• What is needed: In the following material, identify every line holding the string "label" and return it.
BEGIN
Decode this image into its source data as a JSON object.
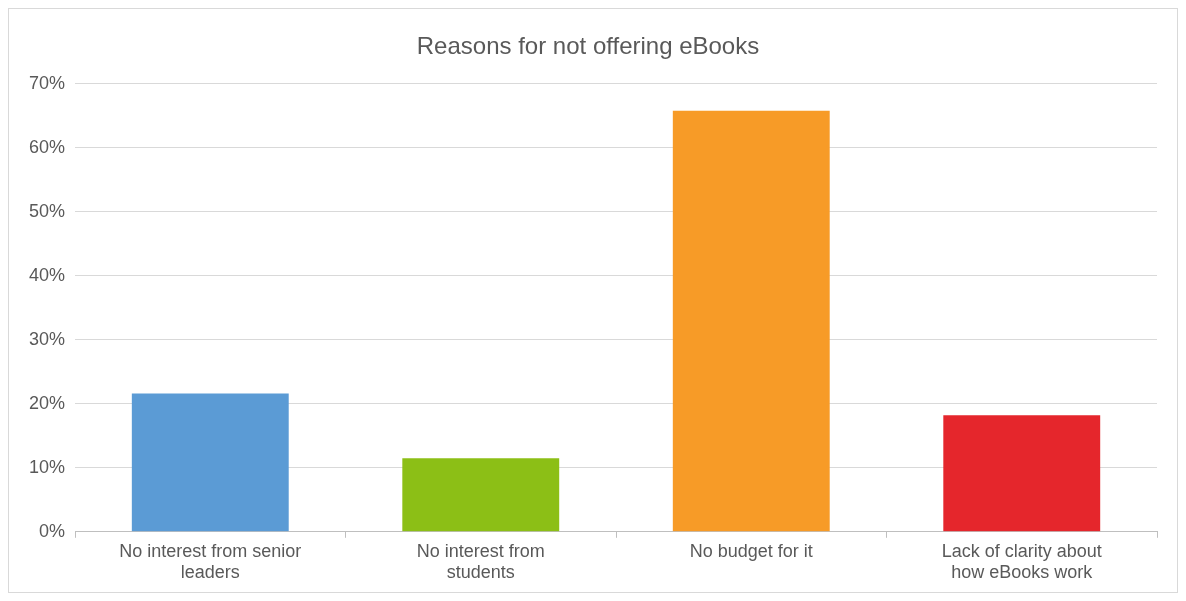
{
  "chart_data": {
    "type": "bar",
    "title": "Reasons for not offering eBooks",
    "categories": [
      "No interest from senior leaders",
      "No interest from students",
      "No budget for it",
      "Lack of clarity about how eBooks work"
    ],
    "values": [
      21.6,
      11.5,
      65.8,
      18.2
    ],
    "colors": [
      "#5b9bd5",
      "#8cbf16",
      "#f79b27",
      "#e5262c"
    ],
    "ylim": [
      0,
      70
    ],
    "yticks": [
      {
        "value": 0,
        "label": "0%"
      },
      {
        "value": 10,
        "label": "10%"
      },
      {
        "value": 20,
        "label": "20%"
      },
      {
        "value": 30,
        "label": "30%"
      },
      {
        "value": 40,
        "label": "40%"
      },
      {
        "value": 50,
        "label": "50%"
      },
      {
        "value": 60,
        "label": "60%"
      },
      {
        "value": 70,
        "label": "70%"
      }
    ],
    "grid": "y",
    "legend": false
  }
}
END
• Result of the exercise:
        "label": "0%"
        "label": "10%"
        "label": "20%"
        "label": "30%"
        "label": "40%"
        "label": "50%"
        "label": "60%"
        "label": "70%"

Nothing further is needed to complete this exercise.